++++ DATA PROVIDED

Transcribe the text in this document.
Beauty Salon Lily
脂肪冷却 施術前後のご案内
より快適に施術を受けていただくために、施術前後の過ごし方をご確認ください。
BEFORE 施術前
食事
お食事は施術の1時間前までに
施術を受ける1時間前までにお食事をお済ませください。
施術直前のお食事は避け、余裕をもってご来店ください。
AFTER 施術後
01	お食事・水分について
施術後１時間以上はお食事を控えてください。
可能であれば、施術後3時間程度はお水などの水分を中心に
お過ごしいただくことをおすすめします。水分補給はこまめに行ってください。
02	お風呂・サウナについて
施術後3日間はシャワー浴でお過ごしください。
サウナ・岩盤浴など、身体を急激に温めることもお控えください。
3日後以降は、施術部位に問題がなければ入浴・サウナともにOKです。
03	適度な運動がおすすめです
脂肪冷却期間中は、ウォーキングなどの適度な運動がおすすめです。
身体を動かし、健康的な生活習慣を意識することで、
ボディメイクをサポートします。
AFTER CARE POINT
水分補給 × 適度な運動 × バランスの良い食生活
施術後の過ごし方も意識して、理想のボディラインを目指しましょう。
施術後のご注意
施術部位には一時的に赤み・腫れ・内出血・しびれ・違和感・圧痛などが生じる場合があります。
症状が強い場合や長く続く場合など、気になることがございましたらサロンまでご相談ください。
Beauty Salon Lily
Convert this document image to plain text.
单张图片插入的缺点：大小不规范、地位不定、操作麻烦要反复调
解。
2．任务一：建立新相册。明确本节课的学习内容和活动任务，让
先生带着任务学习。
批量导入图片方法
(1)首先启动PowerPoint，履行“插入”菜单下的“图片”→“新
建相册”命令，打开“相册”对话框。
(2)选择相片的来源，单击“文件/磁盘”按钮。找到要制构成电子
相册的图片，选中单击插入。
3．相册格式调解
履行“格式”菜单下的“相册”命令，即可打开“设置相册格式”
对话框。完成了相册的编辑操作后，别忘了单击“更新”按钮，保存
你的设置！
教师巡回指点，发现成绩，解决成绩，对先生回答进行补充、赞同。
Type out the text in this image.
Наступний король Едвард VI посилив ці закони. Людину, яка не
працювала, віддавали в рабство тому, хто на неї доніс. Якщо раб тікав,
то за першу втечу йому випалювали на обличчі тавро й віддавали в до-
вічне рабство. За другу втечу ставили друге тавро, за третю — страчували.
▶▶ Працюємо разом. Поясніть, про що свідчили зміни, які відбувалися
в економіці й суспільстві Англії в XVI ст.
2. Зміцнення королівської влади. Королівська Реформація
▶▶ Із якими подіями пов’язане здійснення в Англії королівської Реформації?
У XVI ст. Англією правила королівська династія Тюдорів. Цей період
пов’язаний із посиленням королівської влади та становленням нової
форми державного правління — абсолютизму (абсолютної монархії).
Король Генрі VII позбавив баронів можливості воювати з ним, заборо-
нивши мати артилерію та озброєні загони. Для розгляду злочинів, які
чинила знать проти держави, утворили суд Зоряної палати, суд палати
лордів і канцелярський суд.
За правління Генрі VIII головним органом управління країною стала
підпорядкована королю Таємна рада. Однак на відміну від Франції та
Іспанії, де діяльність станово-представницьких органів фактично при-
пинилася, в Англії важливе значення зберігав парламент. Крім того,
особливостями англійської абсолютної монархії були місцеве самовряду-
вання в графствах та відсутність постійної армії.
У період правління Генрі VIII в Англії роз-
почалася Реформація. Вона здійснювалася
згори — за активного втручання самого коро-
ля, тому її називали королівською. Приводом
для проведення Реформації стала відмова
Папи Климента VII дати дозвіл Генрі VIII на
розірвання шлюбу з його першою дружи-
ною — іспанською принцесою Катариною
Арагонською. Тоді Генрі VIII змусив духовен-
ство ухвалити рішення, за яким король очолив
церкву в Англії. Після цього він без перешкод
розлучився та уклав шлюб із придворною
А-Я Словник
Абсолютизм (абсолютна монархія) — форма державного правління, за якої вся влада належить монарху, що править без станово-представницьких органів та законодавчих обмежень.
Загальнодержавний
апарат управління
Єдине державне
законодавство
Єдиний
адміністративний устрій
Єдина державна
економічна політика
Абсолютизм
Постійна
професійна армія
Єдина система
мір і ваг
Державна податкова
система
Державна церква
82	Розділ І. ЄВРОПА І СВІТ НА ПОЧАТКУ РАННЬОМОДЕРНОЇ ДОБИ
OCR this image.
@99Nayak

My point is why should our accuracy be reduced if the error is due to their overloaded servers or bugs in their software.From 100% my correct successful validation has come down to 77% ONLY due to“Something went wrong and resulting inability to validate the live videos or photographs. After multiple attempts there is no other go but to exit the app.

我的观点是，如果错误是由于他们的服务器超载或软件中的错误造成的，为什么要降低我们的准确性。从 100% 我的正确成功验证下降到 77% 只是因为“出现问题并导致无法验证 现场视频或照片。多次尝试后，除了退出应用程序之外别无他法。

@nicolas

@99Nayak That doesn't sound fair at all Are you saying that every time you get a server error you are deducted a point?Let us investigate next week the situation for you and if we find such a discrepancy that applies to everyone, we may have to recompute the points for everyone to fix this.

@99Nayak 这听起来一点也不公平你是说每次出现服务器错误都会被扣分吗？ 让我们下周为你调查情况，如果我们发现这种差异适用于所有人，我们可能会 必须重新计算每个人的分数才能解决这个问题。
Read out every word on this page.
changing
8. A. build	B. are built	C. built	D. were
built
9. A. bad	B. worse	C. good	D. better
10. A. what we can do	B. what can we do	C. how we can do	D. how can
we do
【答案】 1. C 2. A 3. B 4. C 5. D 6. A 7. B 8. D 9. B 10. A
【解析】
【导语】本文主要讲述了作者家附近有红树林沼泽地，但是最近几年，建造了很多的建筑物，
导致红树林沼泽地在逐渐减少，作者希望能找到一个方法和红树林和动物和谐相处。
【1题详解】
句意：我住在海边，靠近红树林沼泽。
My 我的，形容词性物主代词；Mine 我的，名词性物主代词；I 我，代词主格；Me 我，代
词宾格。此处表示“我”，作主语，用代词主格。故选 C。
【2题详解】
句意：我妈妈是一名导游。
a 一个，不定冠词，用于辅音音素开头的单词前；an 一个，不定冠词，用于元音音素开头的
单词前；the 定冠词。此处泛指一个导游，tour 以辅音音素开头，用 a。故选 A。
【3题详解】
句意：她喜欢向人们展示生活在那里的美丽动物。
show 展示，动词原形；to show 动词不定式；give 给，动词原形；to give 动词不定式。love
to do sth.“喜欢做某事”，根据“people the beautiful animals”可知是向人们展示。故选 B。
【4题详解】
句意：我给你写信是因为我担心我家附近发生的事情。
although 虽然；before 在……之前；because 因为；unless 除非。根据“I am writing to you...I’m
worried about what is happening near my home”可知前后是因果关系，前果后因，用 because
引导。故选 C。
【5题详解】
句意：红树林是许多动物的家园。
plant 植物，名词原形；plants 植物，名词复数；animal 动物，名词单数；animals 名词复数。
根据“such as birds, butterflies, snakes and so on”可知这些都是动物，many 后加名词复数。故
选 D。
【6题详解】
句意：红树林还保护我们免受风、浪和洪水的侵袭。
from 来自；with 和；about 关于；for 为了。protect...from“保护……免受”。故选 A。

++++++++

• _PROBLEM TO WORK ON_
All of the entries should be written out again exactly.

• _IN RESPONSE_
Transcribe the text in this document.
Beauty Salon Lily
脂肪冷却 施術前後のご案内
より快適に施術を受けていただくために、施術前後の過ごし方をご確認ください。
BEFORE 施術前
食事
お食事は施術の1時間前までに
施術を受ける1時間前までにお食事をお済ませください。
施術直前のお食事は避け、余裕をもってご来店ください。
AFTER 施術後
01	お食事・水分について
施術後１時間以上はお食事を控えてください。
可能であれば、施術後3時間程度はお水などの水分を中心に
お過ごしいただくことをおすすめします。水分補給はこまめに行ってください。
02	お風呂・サウナについて
施術後3日間はシャワー浴でお過ごしください。
サウナ・岩盤浴など、身体を急激に温めることもお控えください。
3日後以降は、施術部位に問題がなければ入浴・サウナともにOKです。
03	適度な運動がおすすめです
脂肪冷却期間中は、ウォーキングなどの適度な運動がおすすめです。
身体を動かし、健康的な生活習慣を意識することで、
ボディメイクをサポートします。
AFTER CARE POINT
水分補給 × 適度な運動 × バランスの良い食生活
施術後の過ごし方も意識して、理想のボディラインを目指しましょう。
施術後のご注意
施術部位には一時的に赤み・腫れ・内出血・しびれ・違和感・圧痛などが生じる場合があります。
症状が強い場合や長く続く場合など、気になることがございましたらサロンまでご相談ください。
Beauty Salon Lily
Convert this document image to plain text.
单张图片插入的缺点：大小不规范、地位不定、操作麻烦要反复调
解。
2．任务一：建立新相册。明确本节课的学习内容和活动任务，让
先生带着任务学习。
批量导入图片方法
(1)首先启动PowerPoint，履行“插入”菜单下的“图片”→“新
建相册”命令，打开“相册”对话框。
(2)选择相片的来源，单击“文件/磁盘”按钮。找到要制构成电子
相册的图片，选中单击插入。
3．相册格式调解
履行“格式”菜单下的“相册”命令，即可打开“设置相册格式”
对话框。完成了相册的编辑操作后，别忘了单击“更新”按钮，保存
你的设置！
教师巡回指点，发现成绩，解决成绩，对先生回答进行补充、赞同。
Type out the text in this image.
Наступний король Едвард VI посилив ці закони. Людину, яка не
працювала, віддавали в рабство тому, хто на неї доніс. Якщо раб тікав,
то за першу втечу йому випалювали на обличчі тавро й віддавали в до-
вічне рабство. За другу втечу ставили друге тавро, за третю — страчували.
▶▶ Працюємо разом. Поясніть, про що свідчили зміни, які відбувалися
в економіці й суспільстві Англії в XVI ст.
2. Зміцнення королівської влади. Королівська Реформація
▶▶ Із якими подіями пов’язане здійснення в Англії королівської Реформації?
У XVI ст. Англією правила королівська династія Тюдорів. Цей період
пов’язаний із посиленням королівської влади та становленням нової
форми державного правління — абсолютизму (абсолютної монархії).
Король Генрі VII позбавив баронів можливості воювати з ним, заборо-
нивши мати артилерію та озброєні загони. Для розгляду злочинів, які
чинила знать проти держави, утворили суд Зоряної палати, суд палати
лордів і канцелярський суд.
За правління Генрі VIII головним органом управління країною стала
підпорядкована королю Таємна рада. Однак на відміну від Франції та
Іспанії, де діяльність станово-представницьких органів фактично при-
пинилася, в Англії важливе значення зберігав парламент. Крім того,
особливостями англійської абсолютної монархії були місцеве самовряду-
вання в графствах та відсутність постійної армії.
У період правління Генрі VIII в Англії роз-
почалася Реформація. Вона здійснювалася
згори — за активного втручання самого коро-
ля, тому її називали королівською. Приводом
для проведення Реформації стала відмова
Папи Климента VII дати дозвіл Генрі VIII на
розірвання шлюбу з його першою дружи-
ною — іспанською принцесою Катариною
Арагонською. Тоді Генрі VIII змусив духовен-
ство ухвалити рішення, за яким король очолив
церкву в Англії. Після цього він без перешкод
розлучився та уклав шлюб із придворною
А-Я Словник
Абсолютизм (абсолютна монархія) — форма державного правління, за якої вся влада належить монарху, що править без станово-представницьких органів та законодавчих обмежень.
Загальнодержавний
апарат управління
Єдине державне
законодавство
Єдиний
адміністративний устрій
Єдина державна
економічна політика
Абсолютизм
Постійна
професійна армія
Єдина система
мір і ваг
Державна податкова
система
Державна церква
82	Розділ І. ЄВРОПА І СВІТ НА ПОЧАТКУ РАННЬОМОДЕРНОЇ ДОБИ
OCR this image.
@99Nayak

My point is why should our accuracy be reduced if the error is due to their overloaded servers or bugs in their software.From 100% my correct successful validation has come down to 77% ONLY due to“Something went wrong and resulting inability to validate the live videos or photographs. After multiple attempts there is no other go but to exit the app.

我的观点是，如果错误是由于他们的服务器超载或软件中的错误造成的，为什么要降低我们的准确性。从 100% 我的正确成功验证下降到 77% 只是因为“出现问题并导致无法验证 现场视频或照片。多次尝试后，除了退出应用程序之外别无他法。

@nicolas

@99Nayak That doesn't sound fair at all Are you saying that every time you get a server error you are deducted a point?Let us investigate next week the situation for you and if we find such a discrepancy that applies to everyone, we may have to recompute the points for everyone to fix this.

@99Nayak 这听起来一点也不公平你是说每次出现服务器错误都会被扣分吗？ 让我们下周为你调查情况，如果我们发现这种差异适用于所有人，我们可能会 必须重新计算每个人的分数才能解决这个问题。
Read out every word on this page.
changing
8. A. build	B. are built	C. built	D. were
built
9. A. bad	B. worse	C. good	D. better
10. A. what we can do	B. what can we do	C. how we can do	D. how can
we do
【答案】 1. C 2. A 3. B 4. C 5. D 6. A 7. B 8. D 9. B 10. A
【解析】
【导语】本文主要讲述了作者家附近有红树林沼泽地，但是最近几年，建造了很多的建筑物，
导致红树林沼泽地在逐渐减少，作者希望能找到一个方法和红树林和动物和谐相处。
【1题详解】
句意：我住在海边，靠近红树林沼泽。
My 我的，形容词性物主代词；Mine 我的，名词性物主代词；I 我，代词主格；Me 我，代
词宾格。此处表示“我”，作主语，用代词主格。故选 C。
【2题详解】
句意：我妈妈是一名导游。
a 一个，不定冠词，用于辅音音素开头的单词前；an 一个，不定冠词，用于元音音素开头的
单词前；the 定冠词。此处泛指一个导游，tour 以辅音音素开头，用 a。故选 A。
【3题详解】
句意：她喜欢向人们展示生活在那里的美丽动物。
show 展示，动词原形；to show 动词不定式；give 给，动词原形；to give 动词不定式。love
to do sth.“喜欢做某事”，根据“people the beautiful animals”可知是向人们展示。故选 B。
【4题详解】
句意：我给你写信是因为我担心我家附近发生的事情。
although 虽然；before 在……之前；because 因为；unless 除非。根据“I am writing to you...I’m
worried about what is happening near my home”可知前后是因果关系，前果后因，用 because
引导。故选 C。
【5题详解】
句意：红树林是许多动物的家园。
plant 植物，名词原形；plants 植物，名词复数；animal 动物，名词单数；animals 名词复数。
根据“such as birds, butterflies, snakes and so on”可知这些都是动物，many 后加名词复数。故
选 D。
【6题详解】
句意：红树林还保护我们免受风、浪和洪水的侵袭。
from 来自；with 和；about 关于；for 为了。protect...from“保护……免受”。故选 A。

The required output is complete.